▸ **DATA SHOWN**
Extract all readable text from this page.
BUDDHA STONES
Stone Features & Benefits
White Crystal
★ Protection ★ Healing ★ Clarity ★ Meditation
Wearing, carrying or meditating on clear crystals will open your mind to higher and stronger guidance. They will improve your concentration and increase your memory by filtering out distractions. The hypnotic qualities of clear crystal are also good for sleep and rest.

▸ **REQUIREMENTS**
Retype all the records, matching them exactly.

▸ **RESPONSE TO THIS EXERCISE**
Extract all readable text from this page.
BUDDHA STONES
Stone Features & Benefits
White Crystal
★ Protection ★ Healing ★ Clarity ★ Meditation
Wearing, carrying or meditating on clear crystals will open your mind to higher and stronger guidance. They will improve your concentration and increase your memory by filtering out distractions. The hypnotic qualities of clear crystal are also good for sleep and rest.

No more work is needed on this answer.